◆ Goal ◆
Give the material once more, word for word, without any images.

Extracted data entries:

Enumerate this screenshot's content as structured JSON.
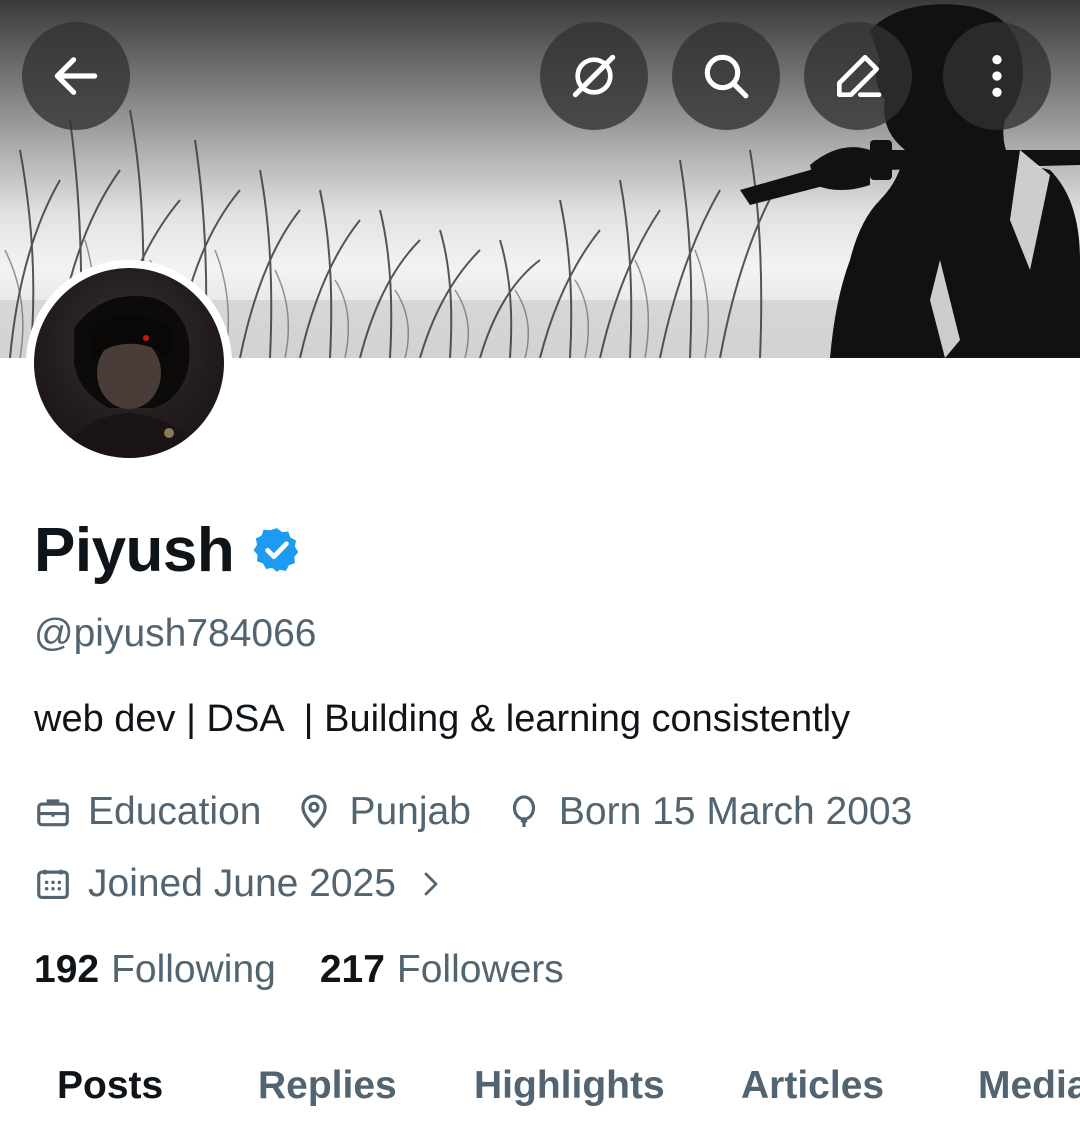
{
  "colors": {
    "text_primary": "#0f1419",
    "text_secondary": "#536471",
    "verified_blue": "#1d9bf0",
    "header_button_bg": "#323232"
  },
  "header": {
    "back_icon": "arrow-left-icon",
    "actions": [
      {
        "icon": "grok-icon"
      },
      {
        "icon": "search-icon"
      },
      {
        "icon": "edit-pencil-icon"
      },
      {
        "icon": "more-vertical-icon"
      }
    ]
  },
  "banner": {
    "description_icon": "banner-image"
  },
  "profile": {
    "display_name": "Piyush",
    "verified": true,
    "handle": "@piyush784066",
    "bio": "web dev | DSA  | Building & learning consistently",
    "professional_category": "Education",
    "location": "Punjab",
    "birthday": "Born 15 March 2003",
    "joined": "Joined June 2025"
  },
  "stats": {
    "following_count": "192",
    "following_label": "Following",
    "followers_count": "217",
    "followers_label": "Followers"
  },
  "tabs": [
    {
      "label": "Posts",
      "active": true
    },
    {
      "label": "Replies",
      "active": false
    },
    {
      "label": "Highlights",
      "active": false
    },
    {
      "label": "Articles",
      "active": false
    },
    {
      "label": "Media",
      "active": false
    }
  ]
}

◆ The response ◆
Enumerate this screenshot's content as structured JSON.
{
  "colors": {
    "text_primary": "#0f1419",
    "text_secondary": "#536471",
    "verified_blue": "#1d9bf0",
    "header_button_bg": "#323232"
  },
  "header": {
    "back_icon": "arrow-left-icon",
    "actions": [
      {
        "icon": "grok-icon"
      },
      {
        "icon": "search-icon"
      },
      {
        "icon": "edit-pencil-icon"
      },
      {
        "icon": "more-vertical-icon"
      }
    ]
  },
  "banner": {
    "description_icon": "banner-image"
  },
  "profile": {
    "display_name": "Piyush",
    "verified": true,
    "handle": "@piyush784066",
    "bio": "web dev | DSA  | Building & learning consistently",
    "professional_category": "Education",
    "location": "Punjab",
    "birthday": "Born 15 March 2003",
    "joined": "Joined June 2025"
  },
  "stats": {
    "following_count": "192",
    "following_label": "Following",
    "followers_count": "217",
    "followers_label": "Followers"
  },
  "tabs": [
    {
      "label": "Posts",
      "active": true
    },
    {
      "label": "Replies",
      "active": false
    },
    {
      "label": "Highlights",
      "active": false
    },
    {
      "label": "Articles",
      "active": false
    },
    {
      "label": "Media",
      "active": false
    }
  ]
}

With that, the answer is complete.